Les rock-stars des années 60 ne peuvent prétendre incarner les valeurs des jeunes des années 90, mais demeurent pourtant présents dans le paysage rock actuel. La presse spécialisée est consciente de l’obligation de cette présence (explicable par la politique des stars), mais va toutefois, dans un souci d’accord avec le présent et sa jeunesse, préférer les nouvelles têtes aux artistes installés – ce qui flatte son idéal de contestation de l’ordre établi 528 . Il semble surtout qu’il y ait une sorte de surplus d’exigence envers les artistes installés. Si leurs œuvres passées les ont installés sur un piédestal, ils semblent condamnés à dépasser celles-ci pour espérer continuer à recevoir des louanges. Cela peut être une source d’injustice, puisque, comme le reconnaît la critique suivante, les travaux de très bonne facture d’artistes reconnus seront désavantagés vis-à-vis de ceux de qualité identique présentés par de jeunes individus 529 . La politique des stars se révèle ainsi à double tranchant pour les artistes : si elle leur assure de profiter d’un minimum d’attention médiatique, elle les condamne aussi à l’excellence, à défaut de quoi ils seront rejetés au profit d’une actualité pas nécessairement meilleure. Le fait d’être une star apporte des privilèges, mais aussi des impératifs.

Notes
525.

Emission de MTV où des artistes viennent interpréter leur répertoire en acoustique, et qui est l’occasion de nombreux retours scéniques (Eric Clapton) et discographiques triomphants.

526.

Manœuvre, Philippe, "Edito", Rock&Folk 310, juin 1993, p3.

527.

(non signé), "Deux disques du mois", Rock&Folk 362, octobre 1997, p71.

528.

Les comptes-rendus de festivals où se côtoient têtes d’affiche et révélations sont pour le journaliste l’occasion rêvée d’établir des comparaisons, et de rétablir l’ordre qualitatif des groupes présents. Les Eurockéennes 2000 sont ainsi l’occasion pour Libération de marquer le fait que des rock-stars établies (Oasis) sont soumises aux modes, et ne provoquent plus qu’un intérêt poli comparativement à de jeunes espoirs (Dionysos) capables de susciter l’adhésion. Masi, Bruno, "Les Eurockéennes, ric-rac", Libération, 10 juillet 2000, p35.

529.

« ‘Un live comme celui-ci (professionnel, chaleureux, mais désespérément sans surprise), 90% de la planète rock n'ose même pas rêver d'en sortir un de cette qualité un jour. Un live comme celui-ci, venant de Bruce Springsteen’ ‘ (à qui on demandera toujours beaucoup, beaucoup trop, même quand il aura signé, en 98 (94 ?), chez New Rose...), c'est un peu court. ’»Leblond, Philippe, "Bruce Springsteen, In concert/ MTV (Un)plugged", Rock&Folk 310, juin 1993, p62.
· · · · · · ·
CONSIGNE DÉTAILLÉE: Reproduisez fidèlement le passage de l'extrait de page qui va de « Les comptes-rendus de » jusqu'à « juillet 2000, p35. » inclus.
· · · · · · ·
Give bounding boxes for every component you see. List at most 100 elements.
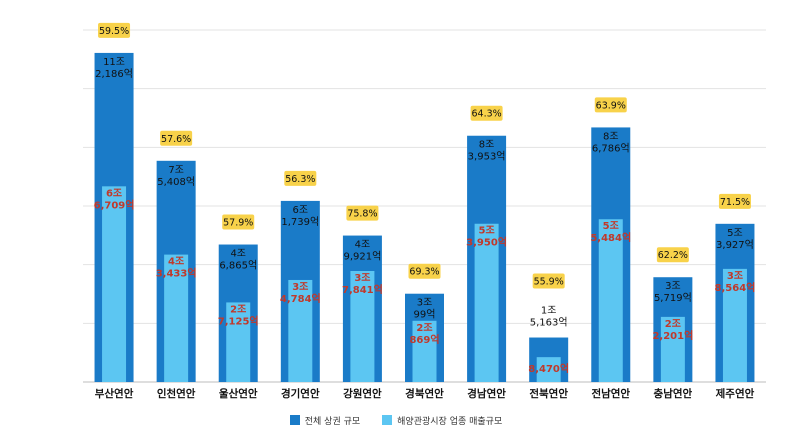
legend-swatch-tourism — [382, 415, 393, 425]
total-value-line1: 8조 — [603, 131, 619, 142]
bar-tourism — [226, 302, 251, 382]
legend-swatch-total — [289, 415, 300, 425]
total-value-label: 11조 2,186억 — [95, 57, 133, 80]
legend-item-total: 전체 상권 규모 — [289, 414, 361, 427]
ratio-badge — [594, 97, 627, 113]
total-value-line2: 6,786억 — [592, 142, 630, 154]
total-value-line2: 99억 — [414, 309, 436, 321]
total-value-label: 4조 6,865억 — [219, 249, 257, 272]
total-value-line2: 9,921억 — [343, 251, 381, 263]
ratio-badge — [346, 205, 379, 221]
bar-tourism — [598, 219, 623, 382]
tourism-value-line1: 3조 — [727, 270, 743, 282]
total-value-line2: 5,719억 — [654, 292, 692, 304]
total-value-line2: 5,163억 — [530, 317, 568, 329]
total-value-label: 6조 1,739억 — [281, 205, 319, 228]
tourism-value-line1: 2조 — [665, 318, 681, 330]
tourism-value-label: 8,470억 — [528, 363, 569, 375]
ratio-label: 75.8% — [347, 209, 377, 220]
total-value-line2: 5,408억 — [157, 176, 195, 188]
bar-tourism — [164, 254, 189, 382]
total-value-line1: 8조 — [479, 140, 495, 151]
tourism-value-line2: 6,709억 — [94, 199, 135, 211]
tourism-value-line2: 4,784억 — [280, 293, 321, 305]
tourism-value-line2: 7,841억 — [342, 284, 383, 296]
chart-legend: 전체 상권 규모 해양관광시장 업종 매출규모 — [0, 411, 792, 429]
tourism-value-line2: 3,950억 — [466, 237, 507, 249]
ratio-label: 69.3% — [409, 267, 439, 278]
ratio-badge — [98, 22, 131, 38]
tourism-value-label: 2조 869억 — [409, 322, 439, 346]
total-value-line1: 6조 — [293, 205, 309, 216]
ratio-label: 57.9% — [223, 218, 253, 229]
tourism-value-line1: 4조 — [168, 256, 184, 268]
total-value-label: 8조 3,953억 — [468, 140, 506, 163]
total-value-line1: 4조 — [230, 249, 246, 260]
total-value-label: 8조 6,786억 — [592, 131, 630, 154]
tourism-value-line1: 5조 — [479, 225, 495, 237]
tourism-value-label: 5조 5,484억 — [590, 220, 631, 244]
ratio-badge — [160, 130, 193, 146]
legend-label-total: 전체 상권 규모 — [304, 416, 361, 427]
tourism-value-label: 4조 3,433억 — [156, 256, 197, 280]
tourism-value-label: 5조 3,950억 — [466, 225, 507, 249]
total-value-line1: 3조 — [417, 298, 433, 309]
category-label: 전북연안 — [529, 387, 568, 400]
tourism-value-label: 3조 4,784억 — [280, 281, 321, 305]
ratio-badge — [408, 263, 441, 279]
category-label: 충남연안 — [654, 387, 693, 400]
total-value-label: 3조 5,719억 — [654, 281, 692, 304]
total-value-label: 5조 3,927억 — [716, 228, 754, 251]
total-value-label: 4조 9,921억 — [343, 240, 381, 263]
bar-tourism — [660, 316, 685, 382]
category-label: 전남연안 — [591, 387, 630, 400]
total-value-label: 3조 99억 — [414, 298, 436, 321]
ratio-label: 71.5% — [720, 197, 750, 208]
ratio-badge — [656, 247, 689, 263]
ratio-badge — [222, 214, 255, 230]
ratio-badge — [532, 273, 565, 289]
tourism-value-label: 3조 8,564억 — [715, 270, 756, 294]
total-value-line1: 4조 — [355, 240, 371, 251]
category-label: 강원연안 — [343, 387, 382, 400]
bar-tourism — [412, 320, 437, 382]
bar-tourism — [474, 223, 499, 382]
total-value-line2: 3,953억 — [468, 151, 506, 163]
tourism-value-line1: 6조 — [106, 187, 122, 199]
ratio-label: 55.9% — [534, 277, 564, 288]
total-value-line1: 3조 — [665, 281, 681, 292]
ratio-label: 59.5% — [99, 26, 129, 37]
tourism-value-label: 2조 7,125억 — [218, 303, 259, 327]
tourism-value-line2: 869억 — [409, 334, 439, 346]
bar-tourism — [288, 279, 313, 382]
total-value-line2: 2,186억 — [95, 68, 133, 80]
category-label: 경북연안 — [405, 387, 444, 400]
tourism-value-line2: 2,201억 — [652, 330, 693, 342]
total-value-line2: 1,739억 — [281, 216, 319, 228]
total-value-line1: 7조 — [168, 165, 184, 176]
tourism-value-line2: 8,470억 — [528, 363, 569, 375]
tourism-value-line1: 3조 — [354, 272, 370, 284]
category-label: 경기연안 — [281, 387, 320, 400]
ratio-badge — [470, 105, 503, 121]
total-value-line1: 1조 — [541, 306, 557, 317]
tourism-value-line1: 2조 — [416, 322, 432, 334]
ratio-label: 64.3% — [471, 109, 501, 120]
category-label: 경남연안 — [467, 387, 506, 400]
category-label: 부산연안 — [95, 387, 134, 400]
bar-tourism — [536, 357, 561, 382]
tourism-value-label: 6조 6,709억 — [94, 187, 135, 211]
ratio-label: 63.9% — [596, 100, 626, 111]
category-label: 울산연안 — [219, 387, 258, 400]
bar-tourism — [722, 268, 747, 382]
legend-item-tourism: 해양관광시장 업종 매출규모 — [382, 414, 502, 427]
ratio-label: 57.6% — [161, 134, 191, 145]
bar-tourism — [102, 186, 127, 382]
ratio-badge — [718, 193, 751, 209]
legend-label-tourism: 해양관광시장 업종 매출규모 — [397, 416, 503, 427]
tourism-value-line1: 5조 — [603, 220, 619, 232]
total-value-label: 7조 5,408억 — [157, 165, 195, 188]
total-value-line1: 5조 — [727, 228, 743, 239]
ratio-badge — [284, 170, 317, 186]
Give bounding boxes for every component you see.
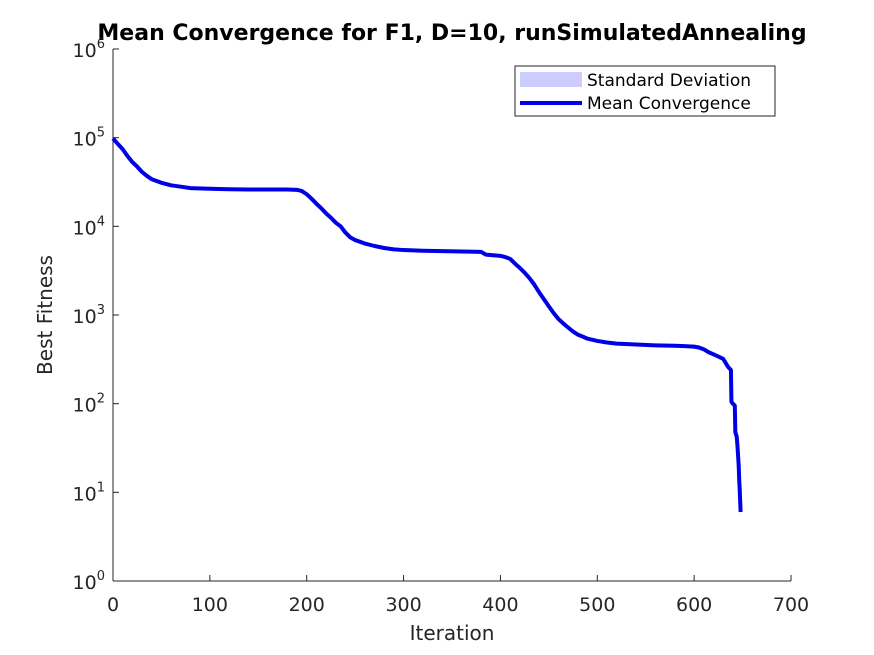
- legend: Standard Deviation Mean Convergence: [514, 65, 776, 117]
- chart-title: Mean Convergence for F1, D=10, runSimula…: [97, 21, 806, 46]
- y-tick-exponent: 5: [97, 126, 105, 141]
- y-tick-label: 106: [73, 37, 105, 62]
- y-tick-label: 102: [73, 392, 105, 417]
- y-tick-base: 10: [73, 306, 97, 328]
- y-tick-base: 10: [73, 129, 97, 151]
- x-tick-label: 400: [482, 594, 518, 616]
- y-tick-exponent: 6: [97, 37, 105, 52]
- x-ticks: 0 100 200 300 400 500 600 700: [107, 575, 809, 616]
- x-tick-label: 700: [773, 594, 809, 616]
- y-tick-exponent: 2: [97, 392, 105, 407]
- y-tick-label: 105: [73, 126, 105, 151]
- y-tick-base: 10: [73, 40, 97, 62]
- x-axis-label: Iteration: [410, 621, 495, 645]
- y-tick-label: 101: [73, 480, 105, 505]
- legend-std-swatch: [520, 72, 582, 87]
- y-axis-label: Best Fitness: [33, 255, 57, 375]
- legend-std-label: Standard Deviation: [587, 71, 751, 91]
- y-tick-label: 100: [73, 569, 105, 594]
- y-tick-base: 10: [73, 572, 97, 594]
- y-tick-base: 10: [73, 483, 97, 505]
- y-tick-base: 10: [73, 395, 97, 417]
- y-tick-label: 103: [73, 303, 105, 328]
- x-tick-label: 200: [289, 594, 325, 616]
- y-tick-exponent: 0: [97, 569, 105, 584]
- x-tick-label: 100: [192, 594, 228, 616]
- y-tick-base: 10: [73, 217, 97, 239]
- y-tick-label: 104: [73, 214, 105, 239]
- legend-mean-label: Mean Convergence: [587, 94, 751, 114]
- x-tick-label: 500: [579, 594, 615, 616]
- x-tick-label: 600: [676, 594, 712, 616]
- y-tick-exponent: 1: [97, 480, 105, 495]
- x-tick-label: 0: [107, 594, 119, 616]
- mean-convergence-line: [111, 137, 743, 513]
- x-tick-label: 300: [385, 594, 421, 616]
- y-tick-exponent: 4: [97, 214, 105, 229]
- y-tick-exponent: 3: [97, 303, 105, 318]
- line-group: [111, 137, 743, 513]
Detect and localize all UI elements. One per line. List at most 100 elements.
· · · · · · ·
CORRIGÉ:
Les comptes-rendus de festivals où se côtoient têtes d’affiche et révélations sont pour le journaliste l’occasion rêvée d’établir des comparaisons, et de rétablir l’ordre qualitatif des groupes présents. Les Eurockéennes 2000 sont ainsi l’occasion pour Libération de marquer le fait que des rock-stars établies (Oasis) sont soumises aux modes, et ne provoquent plus qu’un intérêt poli comparativement à de jeunes espoirs (Dionysos) capables de susciter l’adhésion. Masi, Bruno, "Les Eurockéennes, ric-rac", Libération, 10 juillet 2000, p35.